Collected data:
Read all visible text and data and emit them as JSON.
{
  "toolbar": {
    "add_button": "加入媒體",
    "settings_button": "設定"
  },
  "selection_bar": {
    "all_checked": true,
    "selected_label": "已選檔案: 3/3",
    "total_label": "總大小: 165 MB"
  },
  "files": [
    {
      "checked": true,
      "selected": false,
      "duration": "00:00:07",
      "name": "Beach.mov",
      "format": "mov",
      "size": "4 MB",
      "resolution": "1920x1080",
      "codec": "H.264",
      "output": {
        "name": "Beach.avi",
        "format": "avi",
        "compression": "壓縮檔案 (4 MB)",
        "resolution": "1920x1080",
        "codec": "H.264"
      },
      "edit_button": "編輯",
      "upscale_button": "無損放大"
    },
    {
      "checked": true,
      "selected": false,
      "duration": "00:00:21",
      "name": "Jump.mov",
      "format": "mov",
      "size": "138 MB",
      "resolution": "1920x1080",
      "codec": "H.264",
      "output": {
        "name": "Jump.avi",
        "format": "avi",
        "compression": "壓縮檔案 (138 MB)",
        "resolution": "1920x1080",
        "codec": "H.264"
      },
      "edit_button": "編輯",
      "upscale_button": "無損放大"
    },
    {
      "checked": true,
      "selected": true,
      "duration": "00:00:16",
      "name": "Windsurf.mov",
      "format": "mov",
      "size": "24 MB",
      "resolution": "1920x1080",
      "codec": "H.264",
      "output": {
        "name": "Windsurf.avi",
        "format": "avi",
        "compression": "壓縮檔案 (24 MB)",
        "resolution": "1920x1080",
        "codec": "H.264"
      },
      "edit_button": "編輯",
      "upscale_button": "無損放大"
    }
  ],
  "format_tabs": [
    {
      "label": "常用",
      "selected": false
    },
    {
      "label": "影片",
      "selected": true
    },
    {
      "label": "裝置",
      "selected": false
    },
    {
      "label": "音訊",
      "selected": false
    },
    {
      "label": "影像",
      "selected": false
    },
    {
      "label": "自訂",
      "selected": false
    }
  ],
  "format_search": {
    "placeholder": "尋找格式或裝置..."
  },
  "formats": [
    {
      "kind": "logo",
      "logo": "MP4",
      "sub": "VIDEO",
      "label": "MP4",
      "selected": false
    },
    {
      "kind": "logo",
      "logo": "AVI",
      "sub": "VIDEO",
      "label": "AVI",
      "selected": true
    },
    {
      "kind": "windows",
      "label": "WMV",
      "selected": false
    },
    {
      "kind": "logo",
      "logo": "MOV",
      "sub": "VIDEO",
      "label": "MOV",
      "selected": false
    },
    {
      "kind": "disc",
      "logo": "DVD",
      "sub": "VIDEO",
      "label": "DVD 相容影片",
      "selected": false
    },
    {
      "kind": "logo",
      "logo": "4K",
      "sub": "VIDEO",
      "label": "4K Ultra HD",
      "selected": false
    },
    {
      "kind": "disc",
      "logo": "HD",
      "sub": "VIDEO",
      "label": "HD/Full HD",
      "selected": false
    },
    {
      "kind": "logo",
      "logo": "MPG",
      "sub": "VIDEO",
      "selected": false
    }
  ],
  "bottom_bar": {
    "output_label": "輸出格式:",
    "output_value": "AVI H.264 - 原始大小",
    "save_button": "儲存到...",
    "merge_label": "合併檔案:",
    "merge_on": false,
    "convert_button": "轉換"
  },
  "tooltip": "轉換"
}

| AIM OF THE EXERCISE |
Output the records verbatim, from the first line to the last.

| EXERCISE ANSWER |
Read all visible text and data and emit them as JSON.
{
  "toolbar": {
    "add_button": "加入媒體",
    "settings_button": "設定"
  },
  "selection_bar": {
    "all_checked": true,
    "selected_label": "已選檔案: 3/3",
    "total_label": "總大小: 165 MB"
  },
  "files": [
    {
      "checked": true,
      "selected": false,
      "duration": "00:00:07",
      "name": "Beach.mov",
      "format": "mov",
      "size": "4 MB",
      "resolution": "1920x1080",
      "codec": "H.264",
      "output": {
        "name": "Beach.avi",
        "format": "avi",
        "compression": "壓縮檔案 (4 MB)",
        "resolution": "1920x1080",
        "codec": "H.264"
      },
      "edit_button": "編輯",
      "upscale_button": "無損放大"
    },
    {
      "checked": true,
      "selected": false,
      "duration": "00:00:21",
      "name": "Jump.mov",
      "format": "mov",
      "size": "138 MB",
      "resolution": "1920x1080",
      "codec": "H.264",
      "output": {
        "name": "Jump.avi",
        "format": "avi",
        "compression": "壓縮檔案 (138 MB)",
        "resolution": "1920x1080",
        "codec": "H.264"
      },
      "edit_button": "編輯",
      "upscale_button": "無損放大"
    },
    {
      "checked": true,
      "selected": true,
      "duration": "00:00:16",
      "name": "Windsurf.mov",
      "format": "mov",
      "size": "24 MB",
      "resolution": "1920x1080",
      "codec": "H.264",
      "output": {
        "name": "Windsurf.avi",
        "format": "avi",
        "compression": "壓縮檔案 (24 MB)",
        "resolution": "1920x1080",
        "codec": "H.264"
      },
      "edit_button": "編輯",
      "upscale_button": "無損放大"
    }
  ],
  "format_tabs": [
    {
      "label": "常用",
      "selected": false
    },
    {
      "label": "影片",
      "selected": true
    },
    {
      "label": "裝置",
      "selected": false
    },
    {
      "label": "音訊",
      "selected": false
    },
    {
      "label": "影像",
      "selected": false
    },
    {
      "label": "自訂",
      "selected": false
    }
  ],
  "format_search": {
    "placeholder": "尋找格式或裝置..."
  },
  "formats": [
    {
      "kind": "logo",
      "logo": "MP4",
      "sub": "VIDEO",
      "label": "MP4",
      "selected": false
    },
    {
      "kind": "logo",
      "logo": "AVI",
      "sub": "VIDEO",
      "label": "AVI",
      "selected": true
    },
    {
      "kind": "windows",
      "label": "WMV",
      "selected": false
    },
    {
      "kind": "logo",
      "logo": "MOV",
      "sub": "VIDEO",
      "label": "MOV",
      "selected": false
    },
    {
      "kind": "disc",
      "logo": "DVD",
      "sub": "VIDEO",
      "label": "DVD 相容影片",
      "selected": false
    },
    {
      "kind": "logo",
      "logo": "4K",
      "sub": "VIDEO",
      "label": "4K Ultra HD",
      "selected": false
    },
    {
      "kind": "disc",
      "logo": "HD",
      "sub": "VIDEO",
      "label": "HD/Full HD",
      "selected": false
    },
    {
      "kind": "logo",
      "logo": "MPG",
      "sub": "VIDEO",
      "selected": false
    }
  ],
  "bottom_bar": {
    "output_label": "輸出格式:",
    "output_value": "AVI H.264 - 原始大小",
    "save_button": "儲存到...",
    "merge_label": "合併檔案:",
    "merge_on": false,
    "convert_button": "轉換"
  },
  "tooltip": "轉換"
}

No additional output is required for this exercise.